The problem: Copy the data verbatim from the line containing "- menu-view[interactable]: 보기(V): [76, 2, 114, 13]" to the line containing "- disk-icon: ▭: [136, 316, 147, 325]", including both of those lines.
------ Data section
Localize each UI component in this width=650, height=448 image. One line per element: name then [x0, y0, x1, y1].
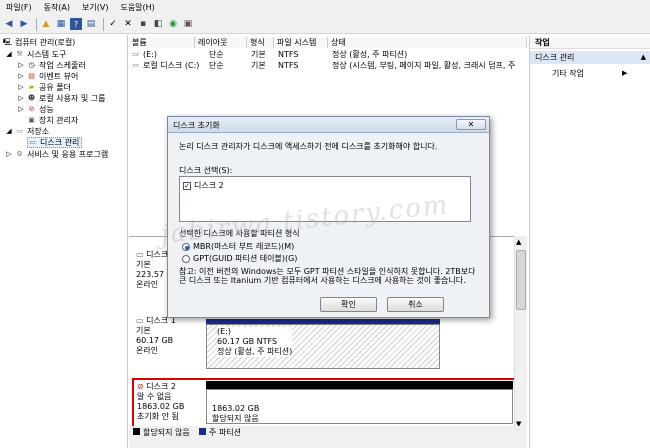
- menu-view[interactable]: 보기(V): [76, 2, 114, 13]
- toolbar-separator: [103, 17, 104, 31]
- forward-icon[interactable]: ▶: [18, 18, 30, 30]
- clock-icon: ◷: [28, 61, 35, 69]
- disk-icon[interactable]: ▣: [182, 18, 194, 30]
- tree-services[interactable]: ▷ ⚙ 서비스 및 응용 프로그램: [6, 149, 108, 160]
- collapse-arrow-icon[interactable]: ▲: [641, 51, 646, 64]
- disk-1-label[interactable]: ▭ 디스크 1 기본 60.17 GB 온라인: [136, 316, 176, 356]
- col-layout[interactable]: 레이아웃: [195, 37, 247, 48]
- tree-task-scheduler[interactable]: ▷ ◷ 작업 스케줄러: [18, 60, 85, 71]
- dialog-note: 참고: 이전 버전의 Windows는 모두 GPT 파티션 스타일을 인식하지…: [179, 267, 476, 285]
- uninitialized-disk-icon: ⊘: [137, 382, 147, 391]
- unallocated-swatch: [133, 428, 140, 435]
- actions-header: 작업: [530, 37, 650, 49]
- delete-icon[interactable]: ✕: [122, 18, 134, 30]
- disk-icon: ▭: [136, 250, 147, 259]
- shared-folder-icon: ▰: [28, 83, 35, 91]
- cancel-button[interactable]: 취소: [387, 297, 444, 312]
- device-manager-icon: ▣: [28, 116, 35, 124]
- primary-swatch: [199, 428, 206, 435]
- col-volume[interactable]: 볼륨: [129, 37, 195, 48]
- disk-list-item[interactable]: ✓ 디스크 2: [183, 180, 224, 191]
- close-icon[interactable]: ✕: [456, 119, 486, 130]
- dialog-titlebar[interactable]: 디스크 초기화 ✕: [168, 117, 489, 133]
- disk-2-label[interactable]: ⊘ 디스크 2 알 수 없음 1863.02 GB 초기화 안 됨: [137, 382, 184, 422]
- tree-event-viewer[interactable]: ▷ ▤ 이벤트 뷰어: [18, 71, 78, 82]
- radio-gpt[interactable]: [182, 254, 190, 263]
- unallocated-bar: [206, 381, 513, 389]
- import-icon[interactable]: ◧: [152, 18, 164, 30]
- storage-icon: ▭: [16, 127, 23, 135]
- menu-bar: 파일(F) 동작(A) 보기(V) 도움말(H): [0, 0, 650, 15]
- expand-arrow-icon[interactable]: ▷: [18, 94, 24, 103]
- col-filesystem[interactable]: 파일 시스템: [274, 37, 328, 48]
- disk-icon: ▭: [136, 316, 147, 325]
- unallocated-space[interactable]: 1863.02 GB 할당되지 않음: [206, 389, 513, 424]
- volume-row[interactable]: ▭ 로컬 디스크 (C:) 단순 기본 NTFS 정상 (시스템, 부팅, 페이…: [131, 60, 527, 71]
- list-icon[interactable]: ▤: [85, 18, 97, 30]
- col-type[interactable]: 형식: [247, 37, 274, 48]
- expand-arrow-icon[interactable]: ▷: [6, 150, 12, 159]
- select-disk-label: 디스크 선택(S):: [179, 166, 233, 175]
- computer-management-icon: 🖳: [2, 38, 13, 46]
- disk-management-icon: ▭: [29, 138, 36, 146]
- grid-icon[interactable]: ▦: [55, 18, 67, 30]
- expand-arrow-icon[interactable]: ▷: [18, 105, 24, 114]
- gpt-option[interactable]: GPT(GUID 파티션 테이블)(G): [182, 253, 297, 264]
- scroll-up-icon[interactable]: ▲: [516, 238, 521, 246]
- col-status[interactable]: 상태: [328, 37, 527, 48]
- drive-icon: ▭: [132, 50, 139, 58]
- tree-storage[interactable]: ◢ ▭ 저장소: [6, 126, 49, 137]
- dialog-title: 디스크 초기화: [173, 121, 220, 130]
- tree-disk-management[interactable]: ▭ 디스크 관리: [27, 137, 83, 148]
- expand-arrow-icon[interactable]: ▷: [18, 61, 24, 70]
- toolbar-separator: [36, 17, 37, 31]
- toolbar: ◀ ▶ ▲ ▦ ? ▤ ✓ ✕ ▪ ◧ ◉ ▣: [0, 15, 650, 34]
- tree-shared-folders[interactable]: ▷ ▰ 공유 폴더: [18, 82, 71, 93]
- submenu-arrow-icon: ▶: [622, 69, 628, 77]
- expand-arrow-icon[interactable]: ◢: [6, 127, 12, 136]
- volume-row[interactable]: ▭ (E:) 단순 기본 NTFS 정상 (활성, 주 파티션): [131, 49, 527, 60]
- services-icon: ⚙: [16, 150, 23, 158]
- legend: 할당되지 않음 주 파티션: [129, 426, 527, 448]
- legend-primary: 주 파티션: [209, 428, 241, 437]
- dialog-message: 논리 디스크 관리자가 디스크에 액세스하기 전에 디스크를 초기화해야 합니다…: [179, 142, 438, 151]
- drive-icon: ▭: [132, 61, 139, 69]
- tree-performance[interactable]: ▷ ⊘ 성능: [18, 104, 53, 115]
- search-icon[interactable]: ◉: [167, 18, 179, 30]
- menu-file[interactable]: 파일(F): [0, 2, 38, 13]
- scrollbar-thumb[interactable]: [516, 250, 526, 310]
- refresh-icon[interactable]: ✓: [107, 18, 119, 30]
- event-viewer-icon: ▤: [28, 72, 35, 80]
- partition-e[interactable]: (E:) 60.17 GB NTFS 정상 (활성, 주 파티션): [206, 324, 440, 369]
- tree-system-tools[interactable]: ◢ ⚒ 시스템 도구: [6, 49, 66, 60]
- ok-button[interactable]: 확인: [320, 297, 377, 312]
- back-icon[interactable]: ◀: [3, 18, 15, 30]
- navigation-tree: 🖳 컴퓨터 관리(로컬) ◢ ⚒ 시스템 도구 ▷ ◷ 작업 스케줄러 ▷ ▤ …: [0, 35, 128, 448]
- actions-section[interactable]: 디스크 관리 ▲: [530, 51, 650, 64]
- properties-icon[interactable]: ▪: [137, 18, 149, 30]
- help-icon[interactable]: ?: [70, 18, 82, 30]
- expand-arrow-icon[interactable]: ◢: [6, 50, 12, 59]
- up-folder-icon[interactable]: ▲: [40, 18, 52, 30]
- menu-action[interactable]: 동작(A): [38, 2, 76, 13]
- checkbox[interactable]: ✓: [183, 181, 191, 190]
- more-actions[interactable]: 기타 작업 ▶: [552, 68, 627, 79]
- performance-icon: ⊘: [28, 105, 35, 113]
- expand-arrow-icon[interactable]: ▷: [18, 72, 24, 81]
- actions-pane: 작업 디스크 관리 ▲ 기타 작업 ▶: [529, 35, 650, 448]
- tree-local-users[interactable]: ▷ ☻ 로컬 사용자 및 그룹: [18, 93, 105, 104]
- menu-help[interactable]: 도움말(H): [114, 2, 160, 13]
- users-icon: ☻: [27, 94, 36, 102]
- vertical-scrollbar[interactable]: ▲ ▼: [514, 236, 527, 430]
- legend-unallocated: 할당되지 않음: [143, 428, 190, 437]
- expand-arrow-icon[interactable]: ▷: [18, 83, 24, 92]
- tree-root[interactable]: 🖳 컴퓨터 관리(로컬): [3, 37, 75, 48]
- tree-device-manager[interactable]: ▣ 장치 관리자: [27, 115, 78, 126]
- tools-icon: ⚒: [16, 50, 23, 58]
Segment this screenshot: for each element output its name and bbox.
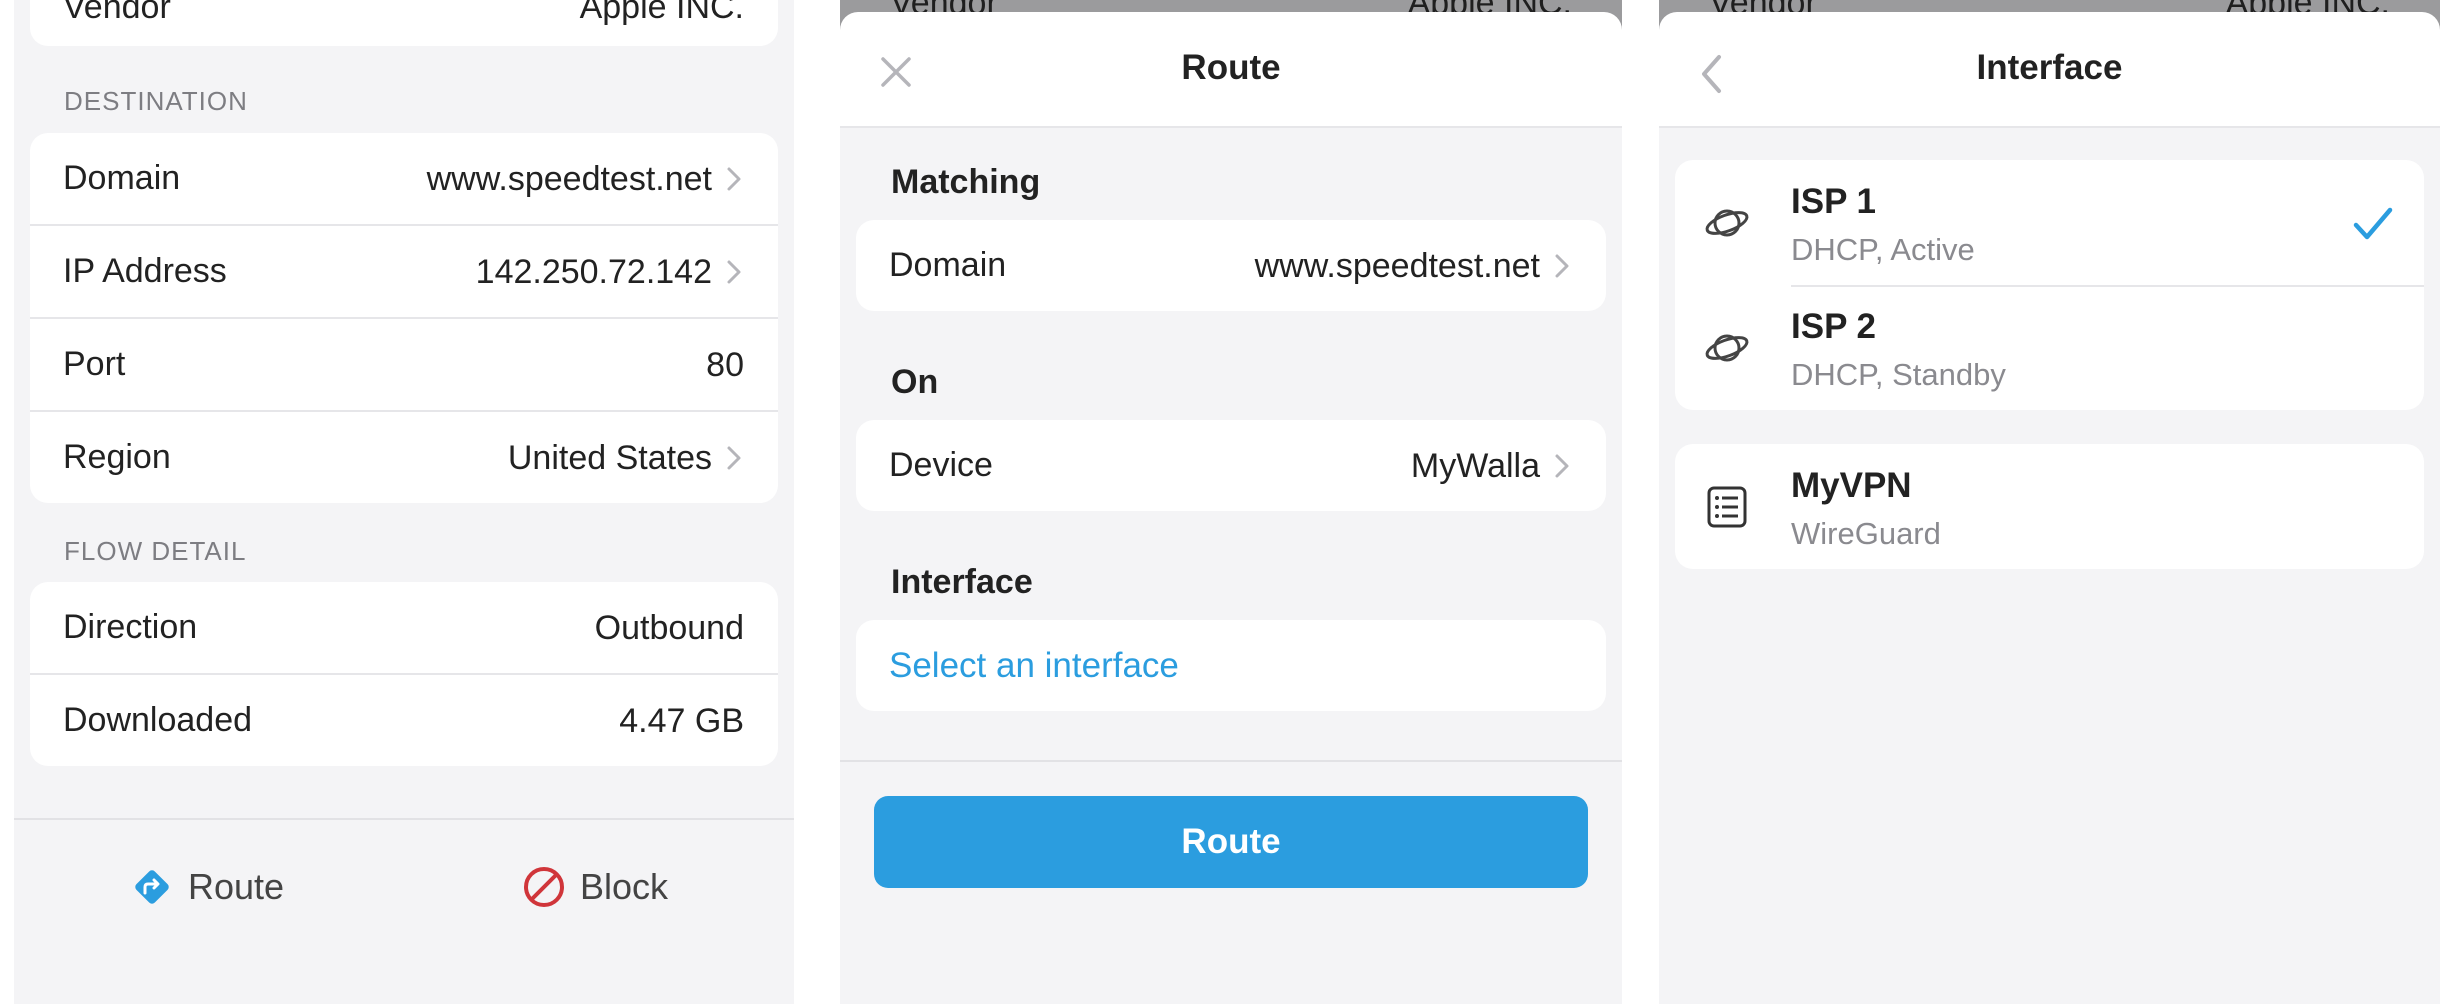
------------
Result for this task:
- menu-view[interactable]: 보기(V): [76, 2, 114, 13]
- toolbar-separator: [103, 17, 104, 31]
- forward-icon[interactable]: ▶: [18, 18, 30, 30]
- clock-icon: ◷: [28, 61, 35, 69]
- disk-icon[interactable]: ▣: [182, 18, 194, 30]
- tree-services[interactable]: ▷ ⚙ 서비스 및 응용 프로그램: [6, 149, 108, 160]
- collapse-arrow-icon[interactable]: ▲: [641, 51, 646, 64]
- disk-1-label[interactable]: ▭ 디스크 1 기본 60.17 GB 온라인: [136, 316, 176, 356]
- col-layout[interactable]: 레이아웃: [195, 37, 247, 48]
- tree-task-scheduler[interactable]: ▷ ◷ 작업 스케줄러: [18, 60, 85, 71]
- dialog-note: 참고: 이전 버전의 Windows는 모두 GPT 파티션 스타일을 인식하지…: [179, 267, 476, 285]
- uninitialized-disk-icon: ⊘: [137, 382, 147, 391]
- unallocated-swatch: [133, 428, 140, 435]
- actions-header: 작업: [530, 37, 650, 49]
- delete-icon[interactable]: ✕: [122, 18, 134, 30]
- disk-icon: ▭: [136, 250, 147, 259]
- shared-folder-icon: ▰: [28, 83, 35, 91]
- cancel-button[interactable]: 취소: [387, 297, 444, 312]
- device-manager-icon: ▣: [28, 116, 35, 124]
- primary-swatch: [199, 428, 206, 435]
- col-volume[interactable]: 볼륨: [129, 37, 195, 48]
- disk-list-item[interactable]: ✓ 디스크 2: [183, 180, 224, 191]
- close-icon[interactable]: ✕: [456, 119, 486, 130]
- dialog-titlebar[interactable]: 디스크 초기화 ✕: [168, 117, 489, 133]
- disk-2-label[interactable]: ⊘ 디스크 2 알 수 없음 1863.02 GB 초기화 안 됨: [137, 382, 184, 422]
- tree-event-viewer[interactable]: ▷ ▤ 이벤트 뷰어: [18, 71, 78, 82]
- radio-gpt[interactable]: [182, 254, 190, 263]
- unallocated-bar: [206, 381, 513, 389]
- import-icon[interactable]: ◧: [152, 18, 164, 30]
- storage-icon: ▭: [16, 127, 23, 135]
- menu-bar: 파일(F) 동작(A) 보기(V) 도움말(H): [0, 0, 650, 15]
- expand-arrow-icon[interactable]: ▷: [18, 94, 24, 103]
- col-filesystem[interactable]: 파일 시스템: [274, 37, 328, 48]
- disk-icon: ▭: [136, 316, 147, 325]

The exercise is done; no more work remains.